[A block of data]
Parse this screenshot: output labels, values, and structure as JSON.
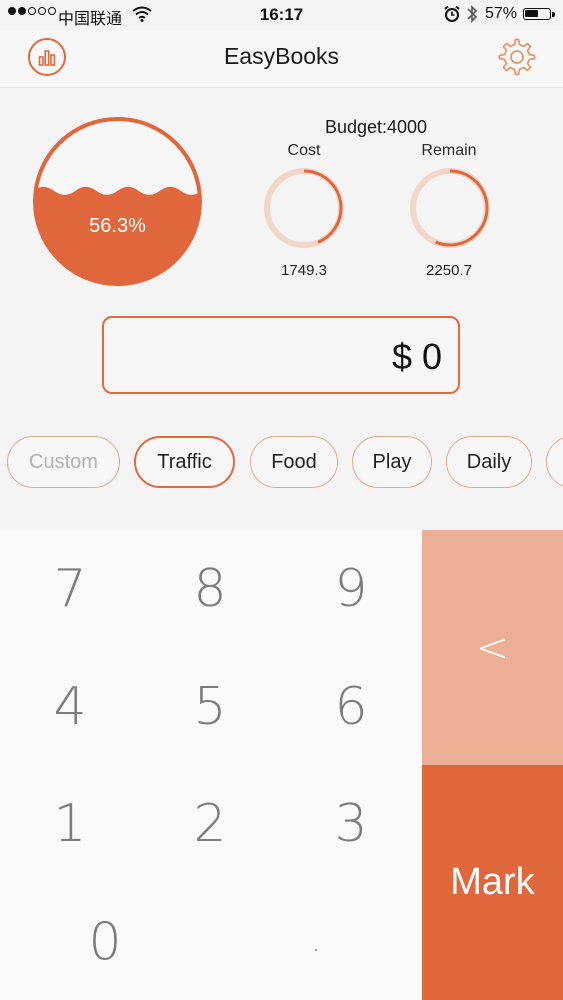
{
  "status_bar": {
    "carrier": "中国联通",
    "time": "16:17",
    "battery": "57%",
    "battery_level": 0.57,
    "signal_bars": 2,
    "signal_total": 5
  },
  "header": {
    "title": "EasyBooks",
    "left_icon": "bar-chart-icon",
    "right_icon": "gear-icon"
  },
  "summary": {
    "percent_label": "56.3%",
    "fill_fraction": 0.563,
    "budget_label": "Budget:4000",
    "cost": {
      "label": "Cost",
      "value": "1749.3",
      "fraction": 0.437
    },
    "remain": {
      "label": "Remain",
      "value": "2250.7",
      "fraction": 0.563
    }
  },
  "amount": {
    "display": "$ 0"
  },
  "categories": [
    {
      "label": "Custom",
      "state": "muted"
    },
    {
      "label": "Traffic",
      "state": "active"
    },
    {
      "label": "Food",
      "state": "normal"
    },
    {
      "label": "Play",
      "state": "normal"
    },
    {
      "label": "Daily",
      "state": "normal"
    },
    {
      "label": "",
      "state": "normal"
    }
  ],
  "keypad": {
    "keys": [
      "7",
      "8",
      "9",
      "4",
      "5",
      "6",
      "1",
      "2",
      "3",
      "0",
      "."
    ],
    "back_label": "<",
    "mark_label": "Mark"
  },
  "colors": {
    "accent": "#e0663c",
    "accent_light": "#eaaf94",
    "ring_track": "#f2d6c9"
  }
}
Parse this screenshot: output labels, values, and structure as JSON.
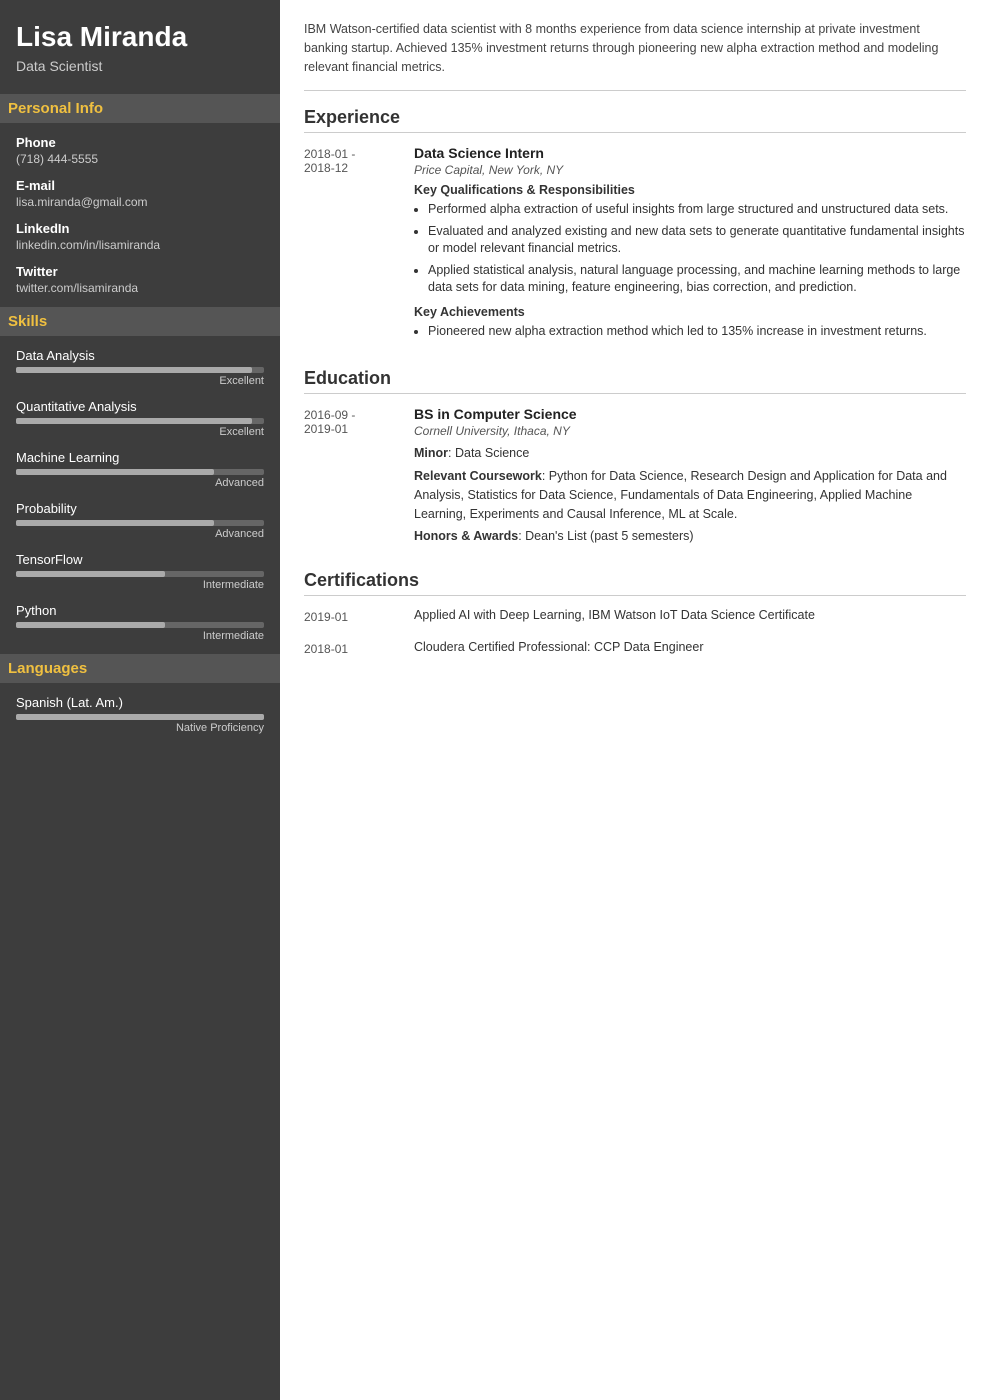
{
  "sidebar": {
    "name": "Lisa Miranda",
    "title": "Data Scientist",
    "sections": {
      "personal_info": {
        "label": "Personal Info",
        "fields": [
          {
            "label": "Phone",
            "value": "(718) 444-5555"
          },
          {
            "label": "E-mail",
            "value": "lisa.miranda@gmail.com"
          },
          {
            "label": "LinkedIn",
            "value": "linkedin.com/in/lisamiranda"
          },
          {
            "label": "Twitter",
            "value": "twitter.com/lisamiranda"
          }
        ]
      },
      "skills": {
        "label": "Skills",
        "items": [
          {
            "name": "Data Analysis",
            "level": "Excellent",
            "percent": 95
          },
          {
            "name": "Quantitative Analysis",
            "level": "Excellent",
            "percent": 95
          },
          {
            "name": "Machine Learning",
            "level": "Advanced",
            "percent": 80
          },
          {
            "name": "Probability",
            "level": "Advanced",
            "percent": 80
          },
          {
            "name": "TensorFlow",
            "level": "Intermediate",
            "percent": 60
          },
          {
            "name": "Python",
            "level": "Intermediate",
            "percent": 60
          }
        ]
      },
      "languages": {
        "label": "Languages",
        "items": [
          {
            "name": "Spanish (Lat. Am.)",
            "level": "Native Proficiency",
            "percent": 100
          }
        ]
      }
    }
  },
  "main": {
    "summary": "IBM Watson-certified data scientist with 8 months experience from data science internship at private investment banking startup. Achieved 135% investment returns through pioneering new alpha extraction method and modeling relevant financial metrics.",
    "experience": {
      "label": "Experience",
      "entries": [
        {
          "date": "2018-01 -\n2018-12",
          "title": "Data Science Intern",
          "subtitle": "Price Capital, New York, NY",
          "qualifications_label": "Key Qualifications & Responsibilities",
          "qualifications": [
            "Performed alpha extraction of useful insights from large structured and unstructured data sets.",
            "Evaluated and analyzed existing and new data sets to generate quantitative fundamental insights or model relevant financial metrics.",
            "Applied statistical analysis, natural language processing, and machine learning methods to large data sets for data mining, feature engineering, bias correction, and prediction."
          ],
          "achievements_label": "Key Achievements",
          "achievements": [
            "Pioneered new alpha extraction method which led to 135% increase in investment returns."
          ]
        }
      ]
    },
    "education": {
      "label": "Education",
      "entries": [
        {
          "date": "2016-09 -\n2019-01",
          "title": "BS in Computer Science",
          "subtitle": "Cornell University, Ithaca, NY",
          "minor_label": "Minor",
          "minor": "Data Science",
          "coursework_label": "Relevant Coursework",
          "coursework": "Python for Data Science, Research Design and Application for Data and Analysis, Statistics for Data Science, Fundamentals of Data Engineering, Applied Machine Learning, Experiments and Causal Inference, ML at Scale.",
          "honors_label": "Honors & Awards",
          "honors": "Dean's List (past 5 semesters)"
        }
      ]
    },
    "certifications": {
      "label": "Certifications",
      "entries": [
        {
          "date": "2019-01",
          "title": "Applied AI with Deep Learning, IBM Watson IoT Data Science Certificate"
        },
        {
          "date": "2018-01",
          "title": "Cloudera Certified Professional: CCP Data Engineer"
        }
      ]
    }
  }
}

==

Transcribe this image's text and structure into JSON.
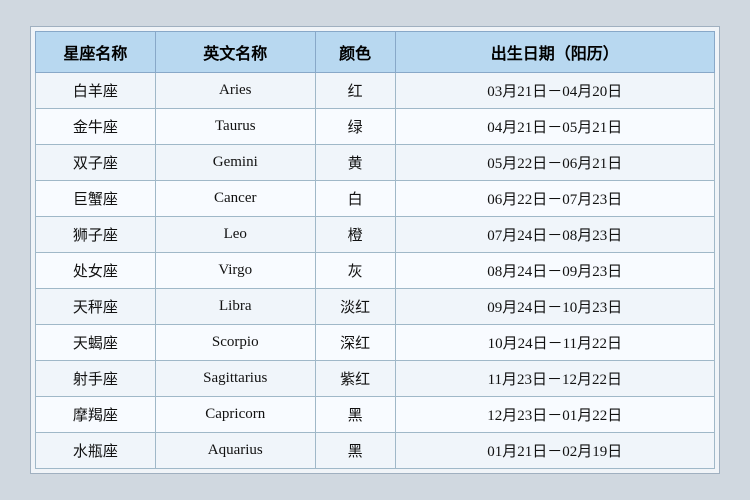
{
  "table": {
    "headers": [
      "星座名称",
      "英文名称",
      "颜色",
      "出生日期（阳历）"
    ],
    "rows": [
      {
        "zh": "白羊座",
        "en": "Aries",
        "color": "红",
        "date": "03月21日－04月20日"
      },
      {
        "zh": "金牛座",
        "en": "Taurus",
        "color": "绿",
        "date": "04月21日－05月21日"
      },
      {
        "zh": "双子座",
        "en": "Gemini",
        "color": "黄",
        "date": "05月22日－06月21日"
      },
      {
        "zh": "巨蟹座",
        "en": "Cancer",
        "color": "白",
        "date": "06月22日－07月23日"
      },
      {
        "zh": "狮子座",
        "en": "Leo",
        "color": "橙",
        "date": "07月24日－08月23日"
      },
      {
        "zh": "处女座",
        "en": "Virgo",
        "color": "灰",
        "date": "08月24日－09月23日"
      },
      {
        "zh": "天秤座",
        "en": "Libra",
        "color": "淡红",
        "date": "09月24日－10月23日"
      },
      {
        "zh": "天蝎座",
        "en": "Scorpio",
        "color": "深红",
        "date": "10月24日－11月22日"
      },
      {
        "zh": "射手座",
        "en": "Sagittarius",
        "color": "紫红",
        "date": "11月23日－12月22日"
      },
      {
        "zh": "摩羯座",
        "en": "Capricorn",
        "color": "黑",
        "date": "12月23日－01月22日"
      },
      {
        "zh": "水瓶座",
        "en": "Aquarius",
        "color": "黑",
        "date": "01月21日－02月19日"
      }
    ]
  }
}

- _PROBLEM DETAILS_: Find the word "insights" in the data and show each line that holds it.

- _RESPONSE TO THE EXERCISE_:
            "Performed alpha extraction of useful insights from large structured and unstructured data sets.",
            "Evaluated and analyzed existing and new data sets to generate quantitative fundamental insights or model relevant financial metrics.",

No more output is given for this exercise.